• [What to work on] Each line of the material below that holds the word "content" needs to be copied.

• [Materials provided]

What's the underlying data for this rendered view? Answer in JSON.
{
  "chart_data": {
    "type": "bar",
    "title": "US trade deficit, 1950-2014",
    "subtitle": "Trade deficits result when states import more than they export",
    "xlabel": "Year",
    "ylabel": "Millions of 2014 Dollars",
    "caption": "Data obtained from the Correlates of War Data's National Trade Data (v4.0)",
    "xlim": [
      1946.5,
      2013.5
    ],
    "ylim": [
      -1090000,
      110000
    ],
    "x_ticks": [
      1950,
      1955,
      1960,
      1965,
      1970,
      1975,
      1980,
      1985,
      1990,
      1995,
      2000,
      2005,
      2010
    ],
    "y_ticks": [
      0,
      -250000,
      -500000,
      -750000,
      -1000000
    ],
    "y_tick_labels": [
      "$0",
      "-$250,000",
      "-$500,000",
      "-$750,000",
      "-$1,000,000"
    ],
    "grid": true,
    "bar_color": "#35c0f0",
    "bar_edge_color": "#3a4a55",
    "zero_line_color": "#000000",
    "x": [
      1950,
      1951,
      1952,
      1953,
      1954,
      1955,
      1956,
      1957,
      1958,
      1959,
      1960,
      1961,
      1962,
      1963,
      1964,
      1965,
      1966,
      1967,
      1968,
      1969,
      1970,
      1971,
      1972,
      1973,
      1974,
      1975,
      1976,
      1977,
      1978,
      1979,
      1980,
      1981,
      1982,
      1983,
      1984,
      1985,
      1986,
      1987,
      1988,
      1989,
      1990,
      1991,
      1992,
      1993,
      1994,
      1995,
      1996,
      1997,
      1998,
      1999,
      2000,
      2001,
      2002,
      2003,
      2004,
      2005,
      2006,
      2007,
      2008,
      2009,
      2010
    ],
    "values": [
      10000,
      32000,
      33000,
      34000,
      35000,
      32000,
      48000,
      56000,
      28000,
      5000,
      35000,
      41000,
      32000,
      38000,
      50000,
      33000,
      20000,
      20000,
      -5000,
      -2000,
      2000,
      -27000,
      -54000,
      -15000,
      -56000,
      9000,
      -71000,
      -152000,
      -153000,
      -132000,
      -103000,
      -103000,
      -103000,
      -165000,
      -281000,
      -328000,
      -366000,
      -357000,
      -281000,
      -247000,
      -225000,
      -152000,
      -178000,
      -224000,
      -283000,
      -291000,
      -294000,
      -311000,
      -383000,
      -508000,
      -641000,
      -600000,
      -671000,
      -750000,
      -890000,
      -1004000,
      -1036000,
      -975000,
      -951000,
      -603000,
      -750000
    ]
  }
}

* * *

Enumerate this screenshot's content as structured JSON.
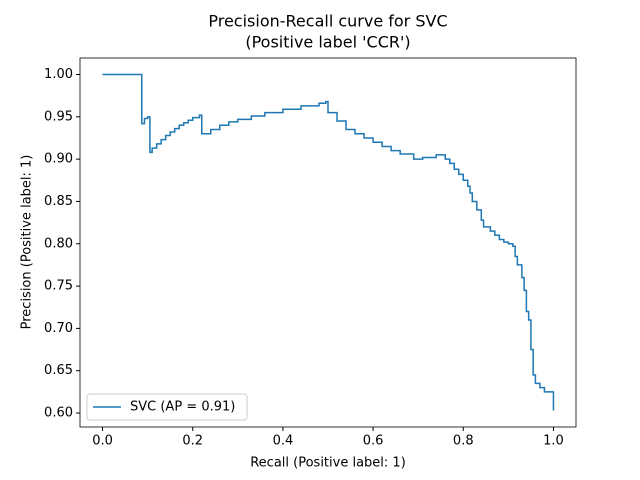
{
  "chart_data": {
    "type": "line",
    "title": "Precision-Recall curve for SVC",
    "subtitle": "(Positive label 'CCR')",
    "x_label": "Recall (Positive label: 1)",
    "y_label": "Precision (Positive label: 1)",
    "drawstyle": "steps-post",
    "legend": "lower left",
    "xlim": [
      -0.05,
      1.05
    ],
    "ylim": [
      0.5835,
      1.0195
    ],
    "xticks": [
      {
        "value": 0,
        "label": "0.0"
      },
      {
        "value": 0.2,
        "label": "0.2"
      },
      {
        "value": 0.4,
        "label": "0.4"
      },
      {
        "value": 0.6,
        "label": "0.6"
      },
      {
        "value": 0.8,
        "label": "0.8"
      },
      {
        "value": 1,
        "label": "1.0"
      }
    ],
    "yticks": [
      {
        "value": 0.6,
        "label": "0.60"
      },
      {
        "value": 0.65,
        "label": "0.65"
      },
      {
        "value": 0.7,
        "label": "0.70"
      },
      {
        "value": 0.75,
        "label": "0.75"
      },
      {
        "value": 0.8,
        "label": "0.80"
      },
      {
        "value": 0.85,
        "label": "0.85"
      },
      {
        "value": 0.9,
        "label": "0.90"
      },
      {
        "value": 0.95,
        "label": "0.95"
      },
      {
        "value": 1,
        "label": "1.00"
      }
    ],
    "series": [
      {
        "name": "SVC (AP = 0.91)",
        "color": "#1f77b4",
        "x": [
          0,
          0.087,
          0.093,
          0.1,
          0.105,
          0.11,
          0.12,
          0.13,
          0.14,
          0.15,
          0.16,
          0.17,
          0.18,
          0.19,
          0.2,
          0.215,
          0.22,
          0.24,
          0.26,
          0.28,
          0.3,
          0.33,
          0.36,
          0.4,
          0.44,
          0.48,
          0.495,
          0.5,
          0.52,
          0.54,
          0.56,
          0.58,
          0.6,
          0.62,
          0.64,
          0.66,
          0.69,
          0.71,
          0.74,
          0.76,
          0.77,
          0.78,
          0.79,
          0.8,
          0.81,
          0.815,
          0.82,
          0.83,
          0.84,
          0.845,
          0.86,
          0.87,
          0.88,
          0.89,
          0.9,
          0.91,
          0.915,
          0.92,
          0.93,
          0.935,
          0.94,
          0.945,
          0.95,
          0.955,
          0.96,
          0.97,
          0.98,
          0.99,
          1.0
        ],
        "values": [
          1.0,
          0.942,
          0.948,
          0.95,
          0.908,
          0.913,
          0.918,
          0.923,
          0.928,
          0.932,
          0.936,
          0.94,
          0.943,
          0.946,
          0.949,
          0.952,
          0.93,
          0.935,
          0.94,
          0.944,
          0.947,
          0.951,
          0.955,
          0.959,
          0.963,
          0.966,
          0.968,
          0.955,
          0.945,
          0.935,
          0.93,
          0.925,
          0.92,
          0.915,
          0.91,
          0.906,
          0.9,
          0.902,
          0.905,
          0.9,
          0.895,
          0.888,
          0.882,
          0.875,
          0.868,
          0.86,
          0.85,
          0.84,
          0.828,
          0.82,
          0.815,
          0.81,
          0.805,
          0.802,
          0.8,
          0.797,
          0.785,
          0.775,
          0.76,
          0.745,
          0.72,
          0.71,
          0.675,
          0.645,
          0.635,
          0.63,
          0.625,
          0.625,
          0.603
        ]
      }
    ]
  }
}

* * *

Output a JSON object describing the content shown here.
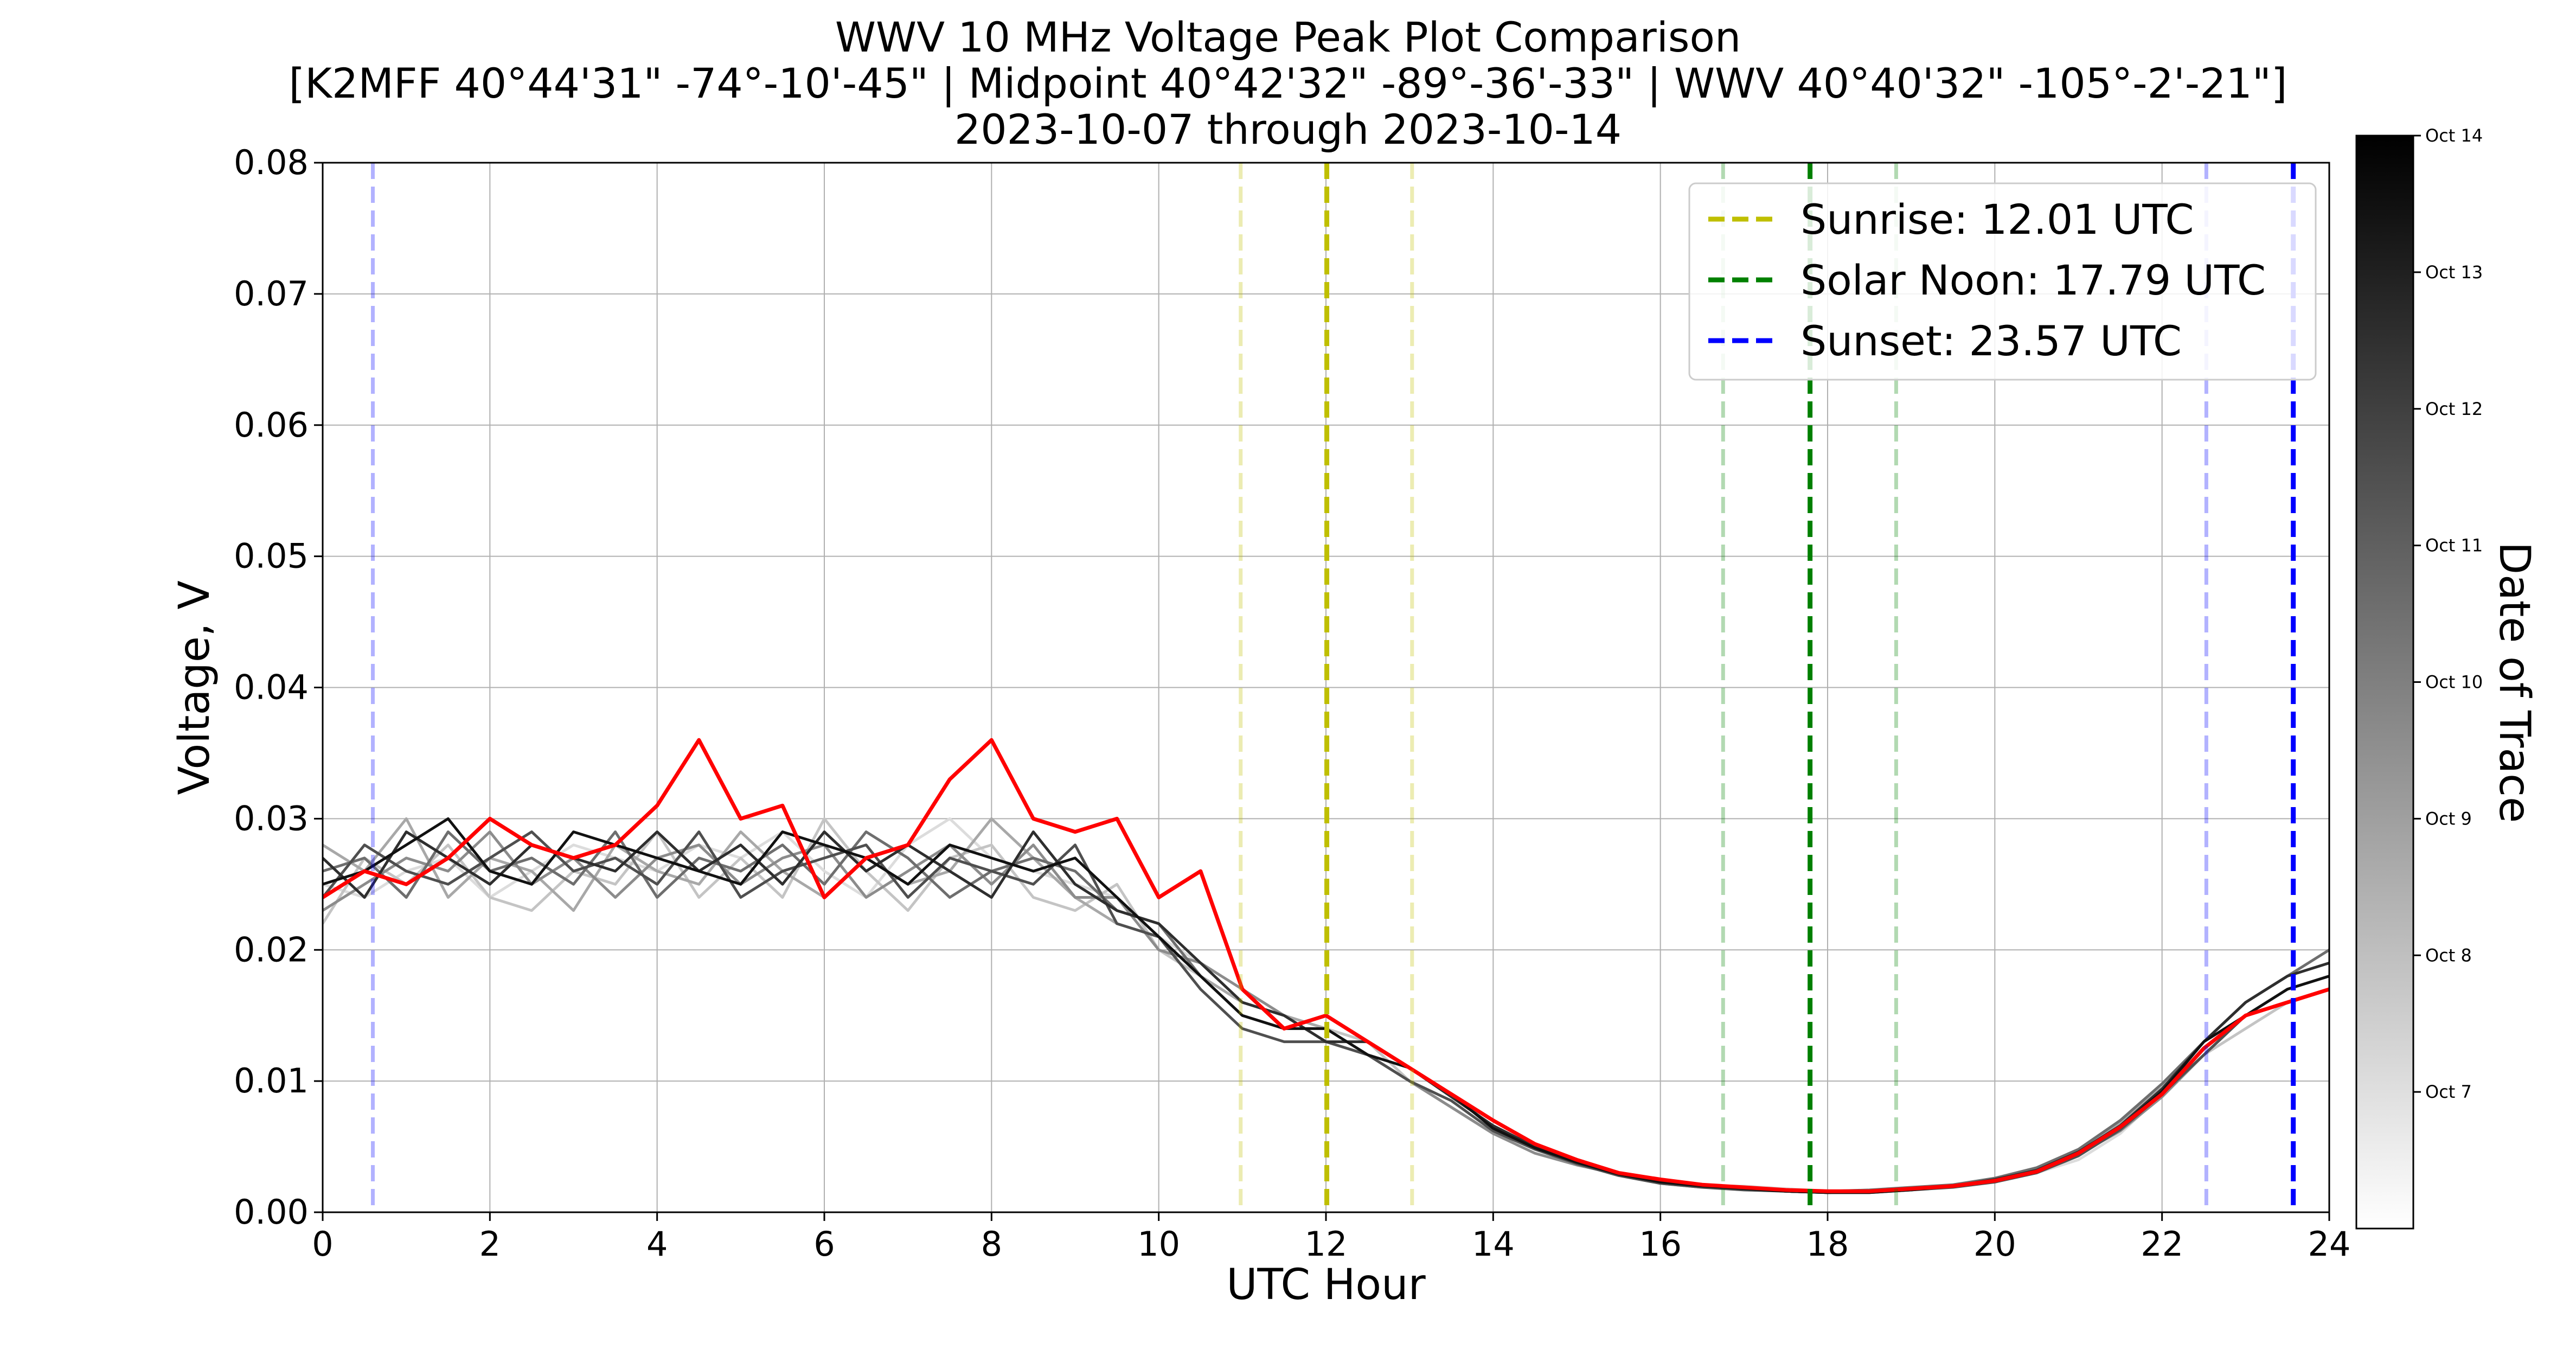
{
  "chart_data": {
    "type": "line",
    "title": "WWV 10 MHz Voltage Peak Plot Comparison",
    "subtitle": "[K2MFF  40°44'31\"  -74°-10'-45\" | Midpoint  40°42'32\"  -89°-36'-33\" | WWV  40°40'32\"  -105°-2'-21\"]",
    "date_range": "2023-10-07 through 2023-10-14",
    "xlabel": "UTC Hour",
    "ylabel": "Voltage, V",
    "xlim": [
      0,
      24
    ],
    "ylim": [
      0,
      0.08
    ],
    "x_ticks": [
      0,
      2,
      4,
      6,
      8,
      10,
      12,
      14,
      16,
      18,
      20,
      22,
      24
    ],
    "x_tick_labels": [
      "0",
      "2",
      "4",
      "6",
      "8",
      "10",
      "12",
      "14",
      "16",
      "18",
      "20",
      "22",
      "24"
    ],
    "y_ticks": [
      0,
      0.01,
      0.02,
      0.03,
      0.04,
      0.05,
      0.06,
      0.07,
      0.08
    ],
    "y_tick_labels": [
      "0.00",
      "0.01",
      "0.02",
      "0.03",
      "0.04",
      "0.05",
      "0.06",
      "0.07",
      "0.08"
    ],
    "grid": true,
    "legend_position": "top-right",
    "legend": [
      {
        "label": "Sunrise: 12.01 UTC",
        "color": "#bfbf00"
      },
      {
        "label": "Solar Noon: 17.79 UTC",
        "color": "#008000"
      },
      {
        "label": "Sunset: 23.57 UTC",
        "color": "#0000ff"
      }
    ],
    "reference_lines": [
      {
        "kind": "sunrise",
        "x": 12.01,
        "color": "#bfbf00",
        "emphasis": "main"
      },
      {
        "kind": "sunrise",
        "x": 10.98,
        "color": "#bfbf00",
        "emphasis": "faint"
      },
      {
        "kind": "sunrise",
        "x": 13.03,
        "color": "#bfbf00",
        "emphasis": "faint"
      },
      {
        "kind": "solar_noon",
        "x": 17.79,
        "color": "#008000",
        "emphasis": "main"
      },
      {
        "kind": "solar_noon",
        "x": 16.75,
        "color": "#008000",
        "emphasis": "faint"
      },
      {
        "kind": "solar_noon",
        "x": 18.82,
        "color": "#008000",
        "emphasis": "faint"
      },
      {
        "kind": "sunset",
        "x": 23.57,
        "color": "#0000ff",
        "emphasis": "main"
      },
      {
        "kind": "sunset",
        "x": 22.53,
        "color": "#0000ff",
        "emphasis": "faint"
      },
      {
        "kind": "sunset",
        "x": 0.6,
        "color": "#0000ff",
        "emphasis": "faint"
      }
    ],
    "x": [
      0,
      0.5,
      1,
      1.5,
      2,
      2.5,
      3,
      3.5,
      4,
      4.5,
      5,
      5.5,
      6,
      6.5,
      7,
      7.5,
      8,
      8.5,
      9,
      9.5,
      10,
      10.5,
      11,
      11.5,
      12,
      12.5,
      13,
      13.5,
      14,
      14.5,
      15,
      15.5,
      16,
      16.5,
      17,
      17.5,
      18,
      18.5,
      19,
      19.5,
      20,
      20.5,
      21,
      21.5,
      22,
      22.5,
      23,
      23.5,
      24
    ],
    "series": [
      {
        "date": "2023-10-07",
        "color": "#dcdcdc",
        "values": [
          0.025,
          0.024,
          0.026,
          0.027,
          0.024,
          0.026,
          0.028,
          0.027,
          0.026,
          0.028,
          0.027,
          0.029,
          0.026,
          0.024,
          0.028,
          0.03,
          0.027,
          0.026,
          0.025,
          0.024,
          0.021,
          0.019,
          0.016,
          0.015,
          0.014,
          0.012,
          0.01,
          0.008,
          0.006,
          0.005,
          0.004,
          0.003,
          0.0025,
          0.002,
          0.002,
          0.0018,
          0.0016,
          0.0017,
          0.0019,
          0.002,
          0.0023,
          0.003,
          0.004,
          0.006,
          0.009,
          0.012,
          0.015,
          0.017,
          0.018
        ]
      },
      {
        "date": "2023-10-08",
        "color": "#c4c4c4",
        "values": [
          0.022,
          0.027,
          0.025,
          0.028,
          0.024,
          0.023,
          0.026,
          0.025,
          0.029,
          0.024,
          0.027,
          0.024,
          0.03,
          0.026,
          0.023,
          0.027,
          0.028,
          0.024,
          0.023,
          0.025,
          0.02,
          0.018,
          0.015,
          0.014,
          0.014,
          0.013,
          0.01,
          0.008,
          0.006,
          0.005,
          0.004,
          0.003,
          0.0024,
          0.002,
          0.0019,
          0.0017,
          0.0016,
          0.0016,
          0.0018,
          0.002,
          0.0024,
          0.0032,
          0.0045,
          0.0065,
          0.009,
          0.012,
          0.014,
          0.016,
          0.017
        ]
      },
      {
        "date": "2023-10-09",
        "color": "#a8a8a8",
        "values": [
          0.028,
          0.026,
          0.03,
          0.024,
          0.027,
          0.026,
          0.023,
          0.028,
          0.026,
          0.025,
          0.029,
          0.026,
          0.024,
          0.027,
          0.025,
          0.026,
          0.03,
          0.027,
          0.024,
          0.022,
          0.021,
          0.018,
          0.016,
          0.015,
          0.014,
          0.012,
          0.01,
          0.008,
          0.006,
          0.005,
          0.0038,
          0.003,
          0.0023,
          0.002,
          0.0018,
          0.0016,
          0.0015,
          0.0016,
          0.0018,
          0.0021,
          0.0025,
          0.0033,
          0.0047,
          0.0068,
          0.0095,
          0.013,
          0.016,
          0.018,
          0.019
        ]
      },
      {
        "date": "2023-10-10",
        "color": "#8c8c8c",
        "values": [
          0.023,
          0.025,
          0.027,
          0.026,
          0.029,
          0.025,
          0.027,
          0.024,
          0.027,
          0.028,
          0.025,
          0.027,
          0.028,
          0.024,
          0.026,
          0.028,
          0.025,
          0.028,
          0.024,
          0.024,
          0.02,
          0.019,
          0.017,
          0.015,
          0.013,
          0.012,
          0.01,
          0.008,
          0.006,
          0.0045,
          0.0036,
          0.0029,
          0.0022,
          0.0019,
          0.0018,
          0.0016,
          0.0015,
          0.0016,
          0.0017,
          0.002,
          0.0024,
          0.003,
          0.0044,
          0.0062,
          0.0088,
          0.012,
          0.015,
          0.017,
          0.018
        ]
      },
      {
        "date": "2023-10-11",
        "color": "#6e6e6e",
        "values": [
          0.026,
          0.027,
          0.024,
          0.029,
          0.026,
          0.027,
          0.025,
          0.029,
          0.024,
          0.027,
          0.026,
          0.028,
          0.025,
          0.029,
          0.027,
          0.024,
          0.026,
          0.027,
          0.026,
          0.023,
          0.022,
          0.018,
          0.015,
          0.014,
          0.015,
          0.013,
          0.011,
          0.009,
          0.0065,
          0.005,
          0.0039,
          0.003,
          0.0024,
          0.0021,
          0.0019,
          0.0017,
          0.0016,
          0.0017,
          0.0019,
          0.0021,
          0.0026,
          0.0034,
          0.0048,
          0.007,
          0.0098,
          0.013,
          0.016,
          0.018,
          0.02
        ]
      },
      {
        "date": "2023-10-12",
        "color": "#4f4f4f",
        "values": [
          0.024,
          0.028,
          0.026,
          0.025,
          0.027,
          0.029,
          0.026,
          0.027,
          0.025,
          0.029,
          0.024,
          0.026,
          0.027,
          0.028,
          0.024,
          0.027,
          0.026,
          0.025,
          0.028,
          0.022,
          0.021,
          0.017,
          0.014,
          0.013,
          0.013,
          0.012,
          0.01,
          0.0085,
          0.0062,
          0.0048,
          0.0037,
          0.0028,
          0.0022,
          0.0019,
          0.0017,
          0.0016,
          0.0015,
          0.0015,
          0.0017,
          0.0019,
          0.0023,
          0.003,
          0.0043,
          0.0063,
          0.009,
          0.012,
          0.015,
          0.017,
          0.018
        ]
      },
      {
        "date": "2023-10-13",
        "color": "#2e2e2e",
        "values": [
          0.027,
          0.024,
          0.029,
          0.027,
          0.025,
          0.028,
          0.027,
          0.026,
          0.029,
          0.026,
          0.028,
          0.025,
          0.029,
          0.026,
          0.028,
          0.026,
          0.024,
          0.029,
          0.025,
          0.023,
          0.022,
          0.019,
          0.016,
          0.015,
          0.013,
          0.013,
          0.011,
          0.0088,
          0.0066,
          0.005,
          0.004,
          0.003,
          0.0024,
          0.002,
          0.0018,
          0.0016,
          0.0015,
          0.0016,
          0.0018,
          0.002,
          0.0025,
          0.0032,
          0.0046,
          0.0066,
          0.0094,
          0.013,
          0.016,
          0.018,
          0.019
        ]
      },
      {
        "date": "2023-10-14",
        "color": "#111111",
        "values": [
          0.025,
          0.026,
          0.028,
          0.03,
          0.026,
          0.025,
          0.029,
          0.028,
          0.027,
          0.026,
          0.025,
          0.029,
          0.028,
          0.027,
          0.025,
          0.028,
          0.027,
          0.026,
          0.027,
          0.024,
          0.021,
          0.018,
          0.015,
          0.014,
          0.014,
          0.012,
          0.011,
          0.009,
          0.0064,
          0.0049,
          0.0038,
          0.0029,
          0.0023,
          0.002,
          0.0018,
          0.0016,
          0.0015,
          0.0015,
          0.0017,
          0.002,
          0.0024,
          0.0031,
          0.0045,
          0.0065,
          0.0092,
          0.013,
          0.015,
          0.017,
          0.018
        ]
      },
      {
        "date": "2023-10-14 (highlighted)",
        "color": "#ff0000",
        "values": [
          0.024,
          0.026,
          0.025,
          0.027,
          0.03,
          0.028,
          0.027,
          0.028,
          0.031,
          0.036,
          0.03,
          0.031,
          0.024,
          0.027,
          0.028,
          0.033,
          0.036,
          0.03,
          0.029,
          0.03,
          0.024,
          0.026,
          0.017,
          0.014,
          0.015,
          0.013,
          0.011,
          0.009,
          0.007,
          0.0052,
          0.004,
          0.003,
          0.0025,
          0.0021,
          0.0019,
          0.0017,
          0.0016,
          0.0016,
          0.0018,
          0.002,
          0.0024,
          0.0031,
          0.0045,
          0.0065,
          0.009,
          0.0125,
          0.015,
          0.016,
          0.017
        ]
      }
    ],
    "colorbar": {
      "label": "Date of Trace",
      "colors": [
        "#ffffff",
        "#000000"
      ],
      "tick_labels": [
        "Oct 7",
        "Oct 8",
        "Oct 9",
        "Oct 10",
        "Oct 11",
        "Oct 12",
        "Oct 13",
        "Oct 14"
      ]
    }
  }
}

• [Correct output]
Enumerate this screenshot's content as structured JSON.
Output a JSON object describing the content shown here.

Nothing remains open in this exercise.